Start of Data shown

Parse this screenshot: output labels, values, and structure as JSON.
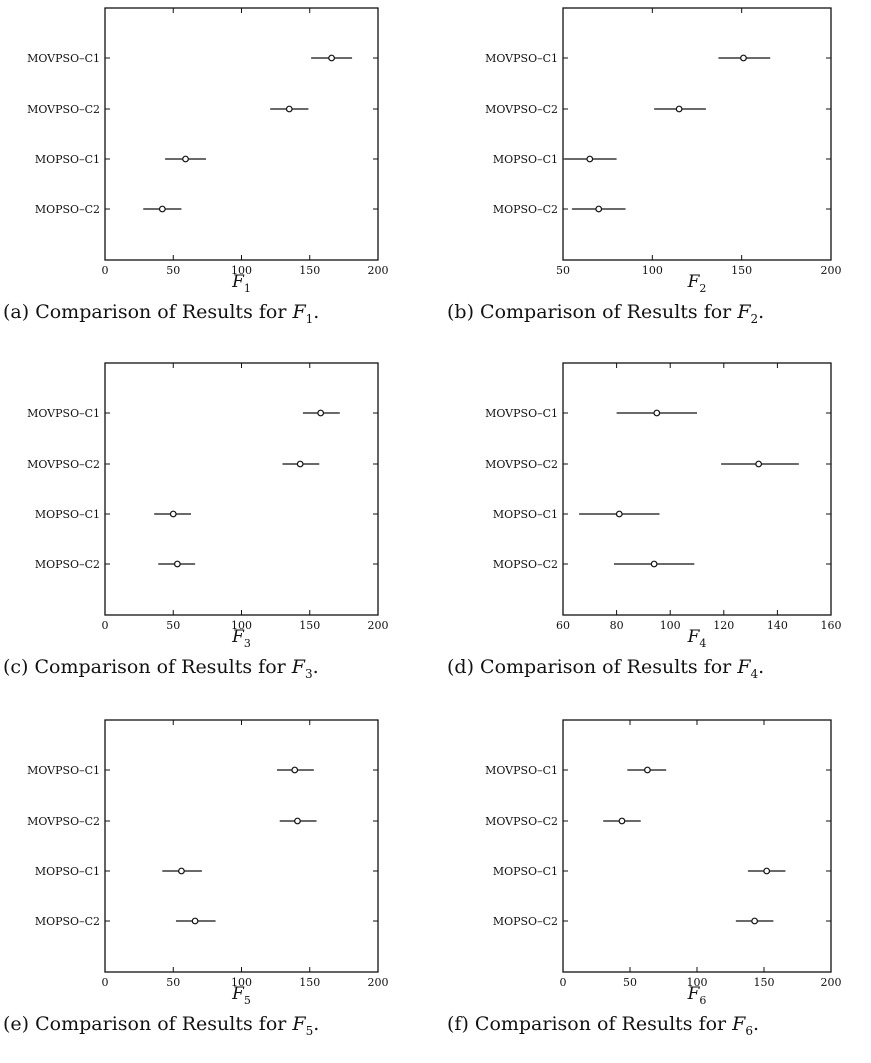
{
  "panels": [
    {
      "caption": {
        "label": "(a)",
        "text": "Comparison of Results for",
        "var": "F",
        "sub": "1"
      },
      "chart_data": {
        "type": "scatter",
        "xlabel": {
          "var": "F",
          "sub": "1"
        },
        "xlim": [
          0,
          200
        ],
        "xticks": [
          0,
          50,
          100,
          150,
          200
        ],
        "categories": [
          "MOVPSO–C1",
          "MOVPSO–C2",
          "MOPSO–C1",
          "MOPSO–C2"
        ],
        "means": [
          166,
          135,
          59,
          42
        ],
        "lower": [
          151,
          121,
          44,
          28
        ],
        "upper": [
          181,
          149,
          74,
          56
        ]
      }
    },
    {
      "caption": {
        "label": "(b)",
        "text": "Comparison of Results for",
        "var": "F",
        "sub": "2"
      },
      "chart_data": {
        "type": "scatter",
        "xlabel": {
          "var": "F",
          "sub": "2"
        },
        "xlim": [
          50,
          200
        ],
        "xticks": [
          50,
          100,
          150,
          200
        ],
        "categories": [
          "MOVPSO–C1",
          "MOVPSO–C2",
          "MOPSO–C1",
          "MOPSO–C2"
        ],
        "means": [
          151,
          115,
          65,
          70
        ],
        "lower": [
          137,
          101,
          51,
          55
        ],
        "upper": [
          166,
          130,
          80,
          85
        ]
      }
    },
    {
      "caption": {
        "label": "(c)",
        "text": "Comparison of Results for",
        "var": "F",
        "sub": "3"
      },
      "chart_data": {
        "type": "scatter",
        "xlabel": {
          "var": "F",
          "sub": "3"
        },
        "xlim": [
          0,
          200
        ],
        "xticks": [
          0,
          50,
          100,
          150,
          200
        ],
        "categories": [
          "MOVPSO–C1",
          "MOVPSO–C2",
          "MOPSO–C1",
          "MOPSO–C2"
        ],
        "means": [
          158,
          143,
          50,
          53
        ],
        "lower": [
          145,
          130,
          36,
          39
        ],
        "upper": [
          172,
          157,
          63,
          66
        ]
      }
    },
    {
      "caption": {
        "label": "(d)",
        "text": "Comparison of Results for",
        "var": "F",
        "sub": "4"
      },
      "chart_data": {
        "type": "scatter",
        "xlabel": {
          "var": "F",
          "sub": "4"
        },
        "xlim": [
          60,
          160
        ],
        "xticks": [
          60,
          80,
          100,
          120,
          140,
          160
        ],
        "categories": [
          "MOVPSO–C1",
          "MOVPSO–C2",
          "MOPSO–C1",
          "MOPSO–C2"
        ],
        "means": [
          95,
          133,
          81,
          94
        ],
        "lower": [
          80,
          119,
          66,
          79
        ],
        "upper": [
          110,
          148,
          96,
          109
        ]
      }
    },
    {
      "caption": {
        "label": "(e)",
        "text": "Comparison of Results for",
        "var": "F",
        "sub": "5"
      },
      "chart_data": {
        "type": "scatter",
        "xlabel": {
          "var": "F",
          "sub": "5"
        },
        "xlim": [
          0,
          200
        ],
        "xticks": [
          0,
          50,
          100,
          150,
          200
        ],
        "categories": [
          "MOVPSO–C1",
          "MOVPSO–C2",
          "MOPSO–C1",
          "MOPSO–C2"
        ],
        "means": [
          139,
          141,
          56,
          66
        ],
        "lower": [
          126,
          128,
          42,
          52
        ],
        "upper": [
          153,
          155,
          71,
          81
        ]
      }
    },
    {
      "caption": {
        "label": "(f)",
        "text": "Comparison of Results for",
        "var": "F",
        "sub": "6"
      },
      "chart_data": {
        "type": "scatter",
        "xlabel": {
          "var": "F",
          "sub": "6"
        },
        "xlim": [
          0,
          200
        ],
        "xticks": [
          0,
          50,
          100,
          150,
          200
        ],
        "categories": [
          "MOVPSO–C1",
          "MOVPSO–C2",
          "MOPSO–C1",
          "MOPSO–C2"
        ],
        "means": [
          63,
          44,
          152,
          143
        ],
        "lower": [
          48,
          30,
          138,
          129
        ],
        "upper": [
          77,
          58,
          166,
          157
        ]
      }
    }
  ]
}
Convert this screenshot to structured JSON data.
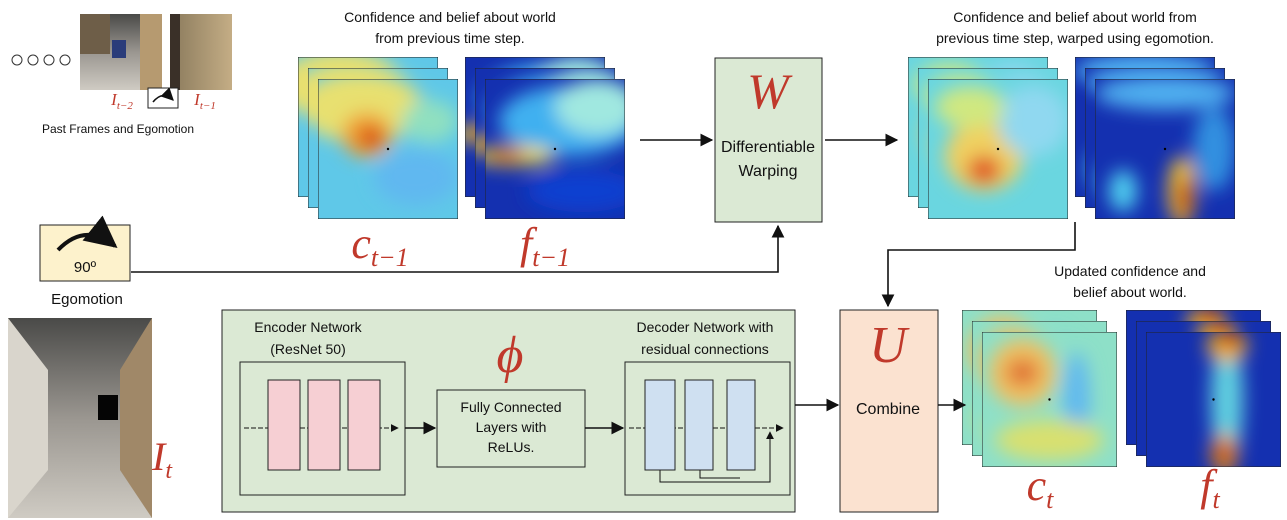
{
  "past_frames": {
    "caption": "Past Frames and Egomotion",
    "frames": [
      {
        "base": "I",
        "sub": "t−2"
      },
      {
        "base": "I",
        "sub": "t−1"
      }
    ]
  },
  "egomotion": {
    "angle": "90º",
    "caption": "Egomotion"
  },
  "current_frame": {
    "base": "I",
    "sub": "t"
  },
  "previous_state": {
    "caption_lines": [
      "Confidence and belief about world",
      "from previous time step."
    ],
    "confidence": {
      "base": "c",
      "sub": "t−1"
    },
    "belief": {
      "base": "f",
      "sub": "t−1"
    }
  },
  "warp": {
    "symbol": "W",
    "label_lines": [
      "Differentiable",
      "Warping"
    ]
  },
  "warped_state": {
    "caption_lines": [
      "Confidence and belief about world from",
      "previous time step, warped using egomotion."
    ]
  },
  "network": {
    "symbol": "ϕ",
    "encoder_lines": [
      "Encoder Network",
      "(ResNet 50)"
    ],
    "fc_lines": [
      "Fully Connected",
      "Layers with",
      "ReLUs."
    ],
    "decoder_lines": [
      "Decoder Network with",
      "residual connections"
    ]
  },
  "update": {
    "symbol": "U",
    "label": "Combine"
  },
  "updated_state": {
    "caption_lines": [
      "Updated confidence and",
      "belief about world."
    ],
    "confidence": {
      "base": "c",
      "sub": "t"
    },
    "belief": {
      "base": "f",
      "sub": "t"
    }
  }
}
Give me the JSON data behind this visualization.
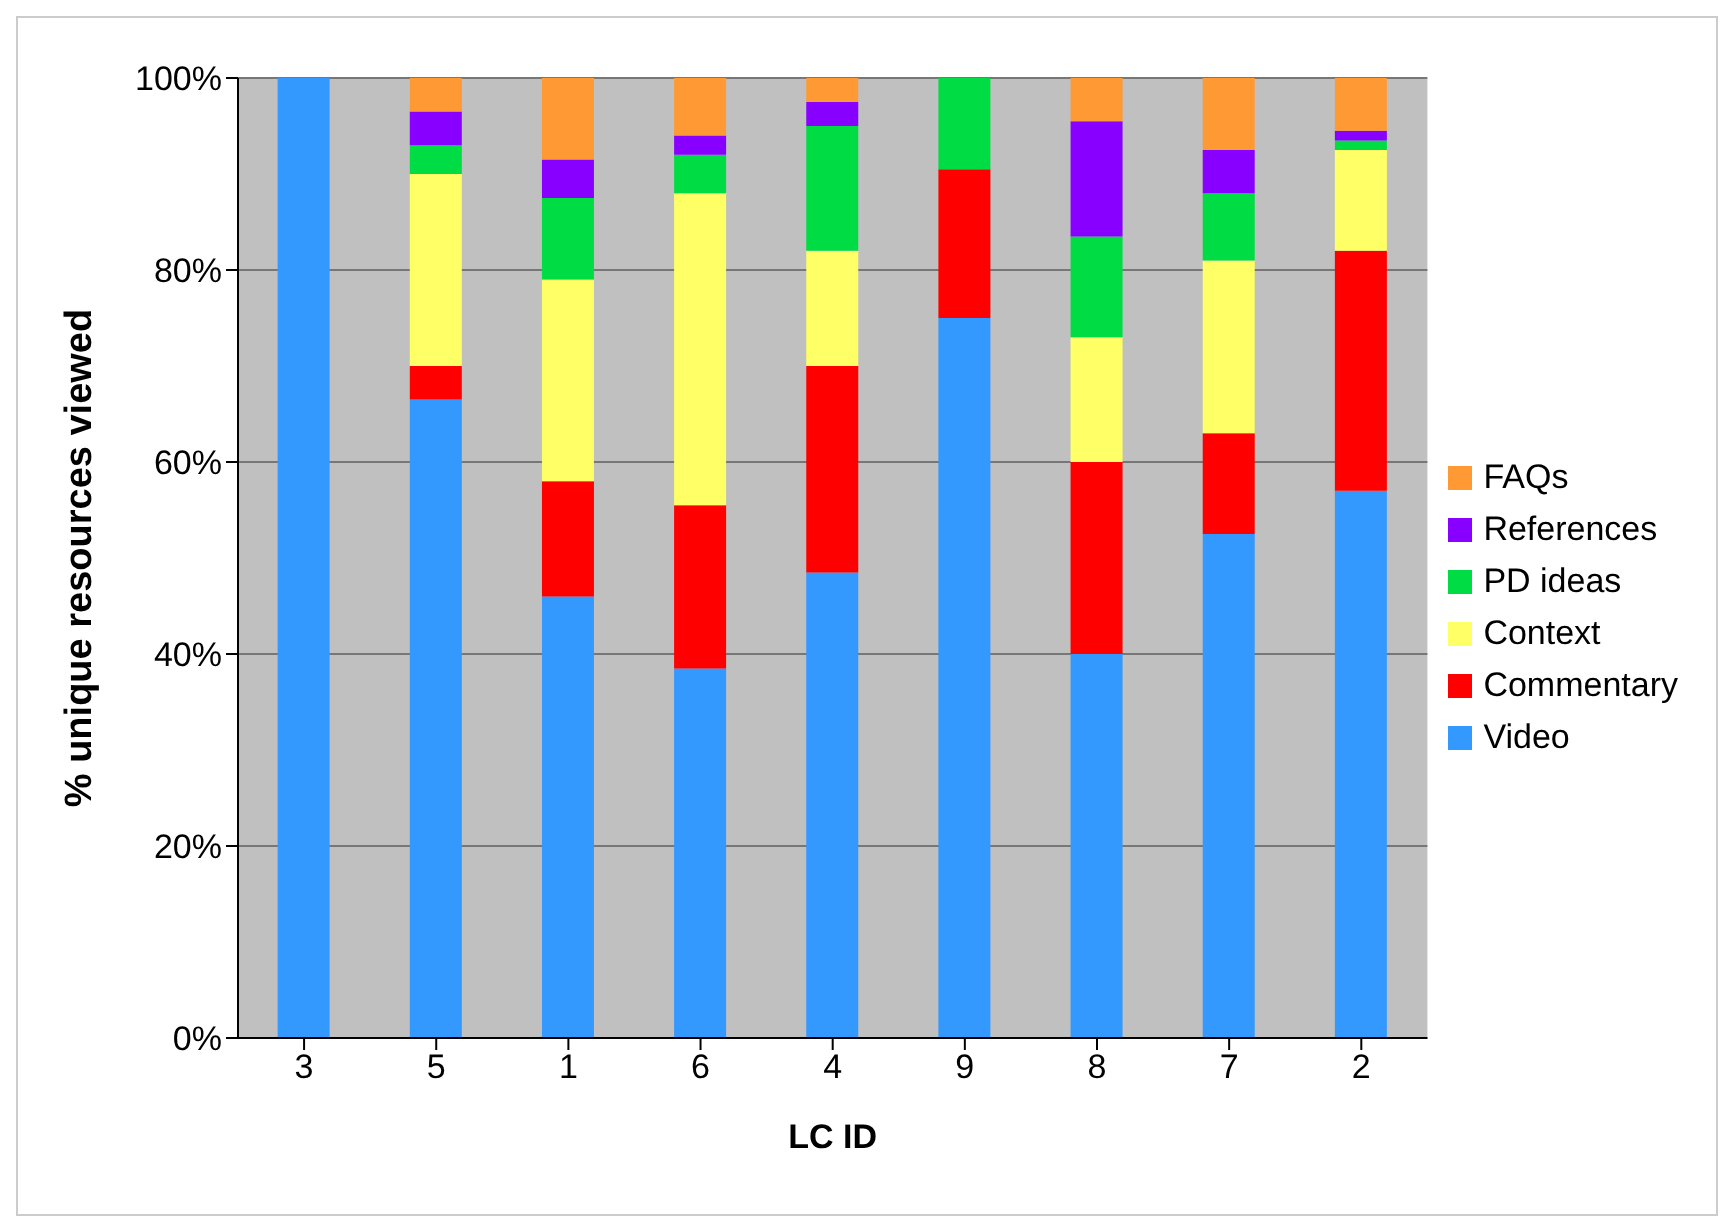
{
  "chart_data": {
    "type": "bar",
    "stacked": true,
    "xlabel": "LC  ID",
    "ylabel": "% unique resources viewed",
    "categories": [
      "3",
      "5",
      "1",
      "6",
      "4",
      "9",
      "8",
      "7",
      "2"
    ],
    "series": [
      {
        "name": "Video",
        "color": "#3399ff",
        "values": [
          100,
          66.5,
          46,
          38.5,
          48.5,
          75,
          40,
          52.5,
          57
        ]
      },
      {
        "name": "Commentary",
        "color": "#ff0000",
        "values": [
          0,
          3.5,
          12,
          17,
          21.5,
          15.5,
          20,
          10.5,
          25
        ]
      },
      {
        "name": "Context",
        "color": "#ffff66",
        "values": [
          0,
          20,
          21,
          32.5,
          12,
          0,
          13,
          18,
          10.5
        ]
      },
      {
        "name": "PD ideas",
        "color": "#00dd44",
        "values": [
          0,
          3,
          8.5,
          4,
          13,
          9.5,
          10.5,
          7,
          1
        ]
      },
      {
        "name": "References",
        "color": "#8800ff",
        "values": [
          0,
          3.5,
          4,
          2,
          2.5,
          0,
          12,
          4.5,
          1
        ]
      },
      {
        "name": "FAQs",
        "color": "#ff9933",
        "values": [
          0,
          3.5,
          8.5,
          6,
          2.5,
          0,
          4.5,
          7.5,
          5.5
        ]
      }
    ],
    "ylim": [
      0,
      100
    ],
    "yticks": [
      {
        "value": 0,
        "label": "0%"
      },
      {
        "value": 20,
        "label": "20%"
      },
      {
        "value": 40,
        "label": "40%"
      },
      {
        "value": 60,
        "label": "60%"
      },
      {
        "value": 80,
        "label": "80%"
      },
      {
        "value": 100,
        "label": "100%"
      }
    ],
    "grid": "y",
    "legend": "right"
  }
}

End of Data shown

» Given instruction
Copy each line above precisely, dropping the pictures.

» The completed task
Parse this screenshot: output labels, values, and structure as JSON.
{
  "panels": [
    {
      "caption": {
        "label": "(a)",
        "text": "Comparison of Results for",
        "var": "F",
        "sub": "1"
      },
      "chart_data": {
        "type": "scatter",
        "xlabel": {
          "var": "F",
          "sub": "1"
        },
        "xlim": [
          0,
          200
        ],
        "xticks": [
          0,
          50,
          100,
          150,
          200
        ],
        "categories": [
          "MOVPSO–C1",
          "MOVPSO–C2",
          "MOPSO–C1",
          "MOPSO–C2"
        ],
        "means": [
          166,
          135,
          59,
          42
        ],
        "lower": [
          151,
          121,
          44,
          28
        ],
        "upper": [
          181,
          149,
          74,
          56
        ]
      }
    },
    {
      "caption": {
        "label": "(b)",
        "text": "Comparison of Results for",
        "var": "F",
        "sub": "2"
      },
      "chart_data": {
        "type": "scatter",
        "xlabel": {
          "var": "F",
          "sub": "2"
        },
        "xlim": [
          50,
          200
        ],
        "xticks": [
          50,
          100,
          150,
          200
        ],
        "categories": [
          "MOVPSO–C1",
          "MOVPSO–C2",
          "MOPSO–C1",
          "MOPSO–C2"
        ],
        "means": [
          151,
          115,
          65,
          70
        ],
        "lower": [
          137,
          101,
          51,
          55
        ],
        "upper": [
          166,
          130,
          80,
          85
        ]
      }
    },
    {
      "caption": {
        "label": "(c)",
        "text": "Comparison of Results for",
        "var": "F",
        "sub": "3"
      },
      "chart_data": {
        "type": "scatter",
        "xlabel": {
          "var": "F",
          "sub": "3"
        },
        "xlim": [
          0,
          200
        ],
        "xticks": [
          0,
          50,
          100,
          150,
          200
        ],
        "categories": [
          "MOVPSO–C1",
          "MOVPSO–C2",
          "MOPSO–C1",
          "MOPSO–C2"
        ],
        "means": [
          158,
          143,
          50,
          53
        ],
        "lower": [
          145,
          130,
          36,
          39
        ],
        "upper": [
          172,
          157,
          63,
          66
        ]
      }
    },
    {
      "caption": {
        "label": "(d)",
        "text": "Comparison of Results for",
        "var": "F",
        "sub": "4"
      },
      "chart_data": {
        "type": "scatter",
        "xlabel": {
          "var": "F",
          "sub": "4"
        },
        "xlim": [
          60,
          160
        ],
        "xticks": [
          60,
          80,
          100,
          120,
          140,
          160
        ],
        "categories": [
          "MOVPSO–C1",
          "MOVPSO–C2",
          "MOPSO–C1",
          "MOPSO–C2"
        ],
        "means": [
          95,
          133,
          81,
          94
        ],
        "lower": [
          80,
          119,
          66,
          79
        ],
        "upper": [
          110,
          148,
          96,
          109
        ]
      }
    },
    {
      "caption": {
        "label": "(e)",
        "text": "Comparison of Results for",
        "var": "F",
        "sub": "5"
      },
      "chart_data": {
        "type": "scatter",
        "xlabel": {
          "var": "F",
          "sub": "5"
        },
        "xlim": [
          0,
          200
        ],
        "xticks": [
          0,
          50,
          100,
          150,
          200
        ],
        "categories": [
          "MOVPSO–C1",
          "MOVPSO–C2",
          "MOPSO–C1",
          "MOPSO–C2"
        ],
        "means": [
          139,
          141,
          56,
          66
        ],
        "lower": [
          126,
          128,
          42,
          52
        ],
        "upper": [
          153,
          155,
          71,
          81
        ]
      }
    },
    {
      "caption": {
        "label": "(f)",
        "text": "Comparison of Results for",
        "var": "F",
        "sub": "6"
      },
      "chart_data": {
        "type": "scatter",
        "xlabel": {
          "var": "F",
          "sub": "6"
        },
        "xlim": [
          0,
          200
        ],
        "xticks": [
          0,
          50,
          100,
          150,
          200
        ],
        "categories": [
          "MOVPSO–C1",
          "MOVPSO–C2",
          "MOPSO–C1",
          "MOPSO–C2"
        ],
        "means": [
          63,
          44,
          152,
          143
        ],
        "lower": [
          48,
          30,
          138,
          129
        ],
        "upper": [
          77,
          58,
          166,
          157
        ]
      }
    }
  ]
}
Convert this screenshot to structured JSON data.
{
  "past_frames": {
    "caption": "Past Frames and Egomotion",
    "frames": [
      {
        "base": "I",
        "sub": "t−2"
      },
      {
        "base": "I",
        "sub": "t−1"
      }
    ]
  },
  "egomotion": {
    "angle": "90º",
    "caption": "Egomotion"
  },
  "current_frame": {
    "base": "I",
    "sub": "t"
  },
  "previous_state": {
    "caption_lines": [
      "Confidence and belief about world",
      "from previous time step."
    ],
    "confidence": {
      "base": "c",
      "sub": "t−1"
    },
    "belief": {
      "base": "f",
      "sub": "t−1"
    }
  },
  "warp": {
    "symbol": "W",
    "label_lines": [
      "Differentiable",
      "Warping"
    ]
  },
  "warped_state": {
    "caption_lines": [
      "Confidence and belief about world from",
      "previous time step, warped using egomotion."
    ]
  },
  "network": {
    "symbol": "ϕ",
    "encoder_lines": [
      "Encoder Network",
      "(ResNet 50)"
    ],
    "fc_lines": [
      "Fully Connected",
      "Layers with",
      "ReLUs."
    ],
    "decoder_lines": [
      "Decoder Network with",
      "residual connections"
    ]
  },
  "update": {
    "symbol": "U",
    "label": "Combine"
  },
  "updated_state": {
    "caption_lines": [
      "Updated confidence and",
      "belief about world."
    ],
    "confidence": {
      "base": "c",
      "sub": "t"
    },
    "belief": {
      "base": "f",
      "sub": "t"
    }
  }
}
Give me the JSON data behind this visualization.
{
  "chart_data": {
    "type": "bar",
    "stacked": true,
    "xlabel": "LC  ID",
    "ylabel": "% unique resources viewed",
    "categories": [
      "3",
      "5",
      "1",
      "6",
      "4",
      "9",
      "8",
      "7",
      "2"
    ],
    "series": [
      {
        "name": "Video",
        "color": "#3399ff",
        "values": [
          100,
          66.5,
          46,
          38.5,
          48.5,
          75,
          40,
          52.5,
          57
        ]
      },
      {
        "name": "Commentary",
        "color": "#ff0000",
        "values": [
          0,
          3.5,
          12,
          17,
          21.5,
          15.5,
          20,
          10.5,
          25
        ]
      },
      {
        "name": "Context",
        "color": "#ffff66",
        "values": [
          0,
          20,
          21,
          32.5,
          12,
          0,
          13,
          18,
          10.5
        ]
      },
      {
        "name": "PD ideas",
        "color": "#00dd44",
        "values": [
          0,
          3,
          8.5,
          4,
          13,
          9.5,
          10.5,
          7,
          1
        ]
      },
      {
        "name": "References",
        "color": "#8800ff",
        "values": [
          0,
          3.5,
          4,
          2,
          2.5,
          0,
          12,
          4.5,
          1
        ]
      },
      {
        "name": "FAQs",
        "color": "#ff9933",
        "values": [
          0,
          3.5,
          8.5,
          6,
          2.5,
          0,
          4.5,
          7.5,
          5.5
        ]
      }
    ],
    "ylim": [
      0,
      100
    ],
    "yticks": [
      {
        "value": 0,
        "label": "0%"
      },
      {
        "value": 20,
        "label": "20%"
      },
      {
        "value": 40,
        "label": "40%"
      },
      {
        "value": 60,
        "label": "60%"
      },
      {
        "value": 80,
        "label": "80%"
      },
      {
        "value": 100,
        "label": "100%"
      }
    ],
    "grid": "y",
    "legend": "right"
  }
}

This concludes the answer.